◆ Aim ◆
Check each line of the material below for "следующие". Report how many have it, with no other words.

= = = = =

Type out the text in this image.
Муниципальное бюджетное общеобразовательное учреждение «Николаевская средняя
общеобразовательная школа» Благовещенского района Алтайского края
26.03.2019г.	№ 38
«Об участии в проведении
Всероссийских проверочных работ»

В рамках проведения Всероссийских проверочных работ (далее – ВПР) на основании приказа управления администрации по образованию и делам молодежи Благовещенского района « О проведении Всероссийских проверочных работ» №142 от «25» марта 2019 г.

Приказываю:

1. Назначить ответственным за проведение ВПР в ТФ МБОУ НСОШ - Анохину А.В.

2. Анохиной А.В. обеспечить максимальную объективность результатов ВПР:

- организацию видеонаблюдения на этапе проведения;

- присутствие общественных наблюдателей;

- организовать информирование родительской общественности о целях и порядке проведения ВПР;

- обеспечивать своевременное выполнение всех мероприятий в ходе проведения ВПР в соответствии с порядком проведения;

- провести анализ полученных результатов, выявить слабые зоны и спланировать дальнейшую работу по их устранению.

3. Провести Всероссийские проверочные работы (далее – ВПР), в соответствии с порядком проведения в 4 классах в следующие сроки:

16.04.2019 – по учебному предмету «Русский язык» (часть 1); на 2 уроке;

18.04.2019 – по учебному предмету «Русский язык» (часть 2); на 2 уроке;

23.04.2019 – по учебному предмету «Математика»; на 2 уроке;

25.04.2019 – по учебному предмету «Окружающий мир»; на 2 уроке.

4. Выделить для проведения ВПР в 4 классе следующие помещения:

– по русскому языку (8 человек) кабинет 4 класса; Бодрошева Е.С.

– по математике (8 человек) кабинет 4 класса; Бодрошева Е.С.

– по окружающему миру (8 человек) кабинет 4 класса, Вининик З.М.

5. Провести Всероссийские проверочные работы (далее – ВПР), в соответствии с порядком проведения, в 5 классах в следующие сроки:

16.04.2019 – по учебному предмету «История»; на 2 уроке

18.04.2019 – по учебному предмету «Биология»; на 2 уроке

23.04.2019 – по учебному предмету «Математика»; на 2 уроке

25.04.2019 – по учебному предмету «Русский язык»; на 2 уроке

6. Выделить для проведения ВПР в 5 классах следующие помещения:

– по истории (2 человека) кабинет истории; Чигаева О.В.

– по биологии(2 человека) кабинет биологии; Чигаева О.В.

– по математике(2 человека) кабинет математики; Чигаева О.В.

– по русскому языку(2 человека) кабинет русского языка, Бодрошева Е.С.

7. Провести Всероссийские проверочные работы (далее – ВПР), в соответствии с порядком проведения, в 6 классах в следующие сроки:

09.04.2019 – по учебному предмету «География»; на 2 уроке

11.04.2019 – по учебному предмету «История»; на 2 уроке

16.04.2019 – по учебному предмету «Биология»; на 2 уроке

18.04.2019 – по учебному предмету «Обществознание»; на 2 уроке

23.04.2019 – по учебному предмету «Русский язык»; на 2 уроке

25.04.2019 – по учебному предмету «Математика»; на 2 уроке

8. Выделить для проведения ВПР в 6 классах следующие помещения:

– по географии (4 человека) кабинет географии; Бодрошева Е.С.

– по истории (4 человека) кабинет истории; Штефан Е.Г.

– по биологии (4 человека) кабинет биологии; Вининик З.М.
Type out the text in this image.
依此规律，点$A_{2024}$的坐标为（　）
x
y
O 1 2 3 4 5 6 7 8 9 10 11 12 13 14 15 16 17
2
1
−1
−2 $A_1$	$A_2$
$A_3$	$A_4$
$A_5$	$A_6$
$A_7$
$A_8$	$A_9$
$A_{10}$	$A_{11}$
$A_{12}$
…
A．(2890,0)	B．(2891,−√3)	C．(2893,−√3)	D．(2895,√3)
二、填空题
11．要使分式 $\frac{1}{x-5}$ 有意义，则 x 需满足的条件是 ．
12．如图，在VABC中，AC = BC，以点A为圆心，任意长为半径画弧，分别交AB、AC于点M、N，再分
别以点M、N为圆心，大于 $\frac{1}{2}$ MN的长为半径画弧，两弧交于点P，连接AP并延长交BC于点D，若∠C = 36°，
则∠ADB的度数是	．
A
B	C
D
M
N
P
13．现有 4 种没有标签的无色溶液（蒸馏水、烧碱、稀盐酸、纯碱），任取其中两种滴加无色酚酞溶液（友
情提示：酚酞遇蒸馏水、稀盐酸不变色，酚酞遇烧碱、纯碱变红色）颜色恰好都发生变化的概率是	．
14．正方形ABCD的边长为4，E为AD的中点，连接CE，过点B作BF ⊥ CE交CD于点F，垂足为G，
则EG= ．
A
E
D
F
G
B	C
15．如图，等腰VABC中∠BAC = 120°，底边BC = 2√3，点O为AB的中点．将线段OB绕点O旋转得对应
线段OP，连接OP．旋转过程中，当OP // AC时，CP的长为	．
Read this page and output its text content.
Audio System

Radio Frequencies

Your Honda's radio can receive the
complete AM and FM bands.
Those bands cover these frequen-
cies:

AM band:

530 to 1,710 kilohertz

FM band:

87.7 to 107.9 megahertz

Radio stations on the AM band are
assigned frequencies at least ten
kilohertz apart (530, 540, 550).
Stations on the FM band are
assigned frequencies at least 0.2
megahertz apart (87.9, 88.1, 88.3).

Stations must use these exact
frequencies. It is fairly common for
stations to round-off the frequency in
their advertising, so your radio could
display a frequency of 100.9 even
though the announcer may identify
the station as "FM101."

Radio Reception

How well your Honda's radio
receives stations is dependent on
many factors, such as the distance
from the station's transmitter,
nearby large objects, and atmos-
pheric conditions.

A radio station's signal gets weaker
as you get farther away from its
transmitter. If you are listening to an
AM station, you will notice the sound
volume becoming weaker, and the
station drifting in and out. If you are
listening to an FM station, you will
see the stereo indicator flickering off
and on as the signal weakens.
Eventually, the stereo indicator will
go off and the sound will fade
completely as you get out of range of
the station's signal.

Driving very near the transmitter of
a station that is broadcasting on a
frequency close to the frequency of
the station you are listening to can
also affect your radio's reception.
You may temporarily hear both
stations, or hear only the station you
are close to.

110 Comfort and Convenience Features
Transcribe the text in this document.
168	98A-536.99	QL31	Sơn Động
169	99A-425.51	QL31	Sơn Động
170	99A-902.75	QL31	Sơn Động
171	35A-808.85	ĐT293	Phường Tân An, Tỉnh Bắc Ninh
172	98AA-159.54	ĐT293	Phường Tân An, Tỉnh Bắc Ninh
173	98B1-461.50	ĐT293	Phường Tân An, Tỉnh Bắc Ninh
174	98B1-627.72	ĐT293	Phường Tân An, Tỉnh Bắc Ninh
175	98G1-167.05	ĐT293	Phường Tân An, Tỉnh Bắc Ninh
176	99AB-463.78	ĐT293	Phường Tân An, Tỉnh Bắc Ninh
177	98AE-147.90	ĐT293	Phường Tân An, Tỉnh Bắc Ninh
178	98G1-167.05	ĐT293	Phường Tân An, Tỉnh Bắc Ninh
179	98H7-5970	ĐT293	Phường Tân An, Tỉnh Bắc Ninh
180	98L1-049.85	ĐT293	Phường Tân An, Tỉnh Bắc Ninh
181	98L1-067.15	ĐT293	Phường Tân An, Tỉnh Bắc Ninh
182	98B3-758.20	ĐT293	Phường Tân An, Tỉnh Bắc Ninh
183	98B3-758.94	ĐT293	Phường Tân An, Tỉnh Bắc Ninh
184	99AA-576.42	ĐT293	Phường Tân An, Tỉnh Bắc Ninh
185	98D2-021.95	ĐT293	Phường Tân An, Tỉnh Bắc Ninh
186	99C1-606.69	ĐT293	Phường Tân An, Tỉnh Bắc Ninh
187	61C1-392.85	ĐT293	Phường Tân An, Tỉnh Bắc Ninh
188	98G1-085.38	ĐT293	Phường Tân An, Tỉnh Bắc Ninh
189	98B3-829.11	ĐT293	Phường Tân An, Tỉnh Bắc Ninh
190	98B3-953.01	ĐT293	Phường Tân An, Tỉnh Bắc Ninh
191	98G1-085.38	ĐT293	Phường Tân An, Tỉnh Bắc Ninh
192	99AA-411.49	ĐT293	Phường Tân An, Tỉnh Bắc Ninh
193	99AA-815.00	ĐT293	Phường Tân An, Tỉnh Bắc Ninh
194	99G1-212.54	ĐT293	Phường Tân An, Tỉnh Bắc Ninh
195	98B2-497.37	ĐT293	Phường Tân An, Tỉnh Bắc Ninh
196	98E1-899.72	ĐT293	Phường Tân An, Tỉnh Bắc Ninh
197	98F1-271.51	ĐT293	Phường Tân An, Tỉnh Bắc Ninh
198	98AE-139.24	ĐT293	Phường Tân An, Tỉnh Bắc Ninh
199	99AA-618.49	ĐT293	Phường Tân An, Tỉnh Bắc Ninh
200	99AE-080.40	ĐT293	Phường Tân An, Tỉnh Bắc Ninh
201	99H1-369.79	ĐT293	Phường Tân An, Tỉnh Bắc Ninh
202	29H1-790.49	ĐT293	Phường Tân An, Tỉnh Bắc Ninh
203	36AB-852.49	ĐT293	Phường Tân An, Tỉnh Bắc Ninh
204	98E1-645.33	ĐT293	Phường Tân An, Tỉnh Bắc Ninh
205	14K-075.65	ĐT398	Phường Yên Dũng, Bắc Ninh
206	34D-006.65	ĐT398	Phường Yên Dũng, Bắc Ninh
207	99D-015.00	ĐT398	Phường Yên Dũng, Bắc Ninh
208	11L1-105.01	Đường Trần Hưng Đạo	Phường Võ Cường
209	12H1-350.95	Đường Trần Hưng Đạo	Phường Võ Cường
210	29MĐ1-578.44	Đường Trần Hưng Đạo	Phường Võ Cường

= = = = =

◆ Worked solution ◆
6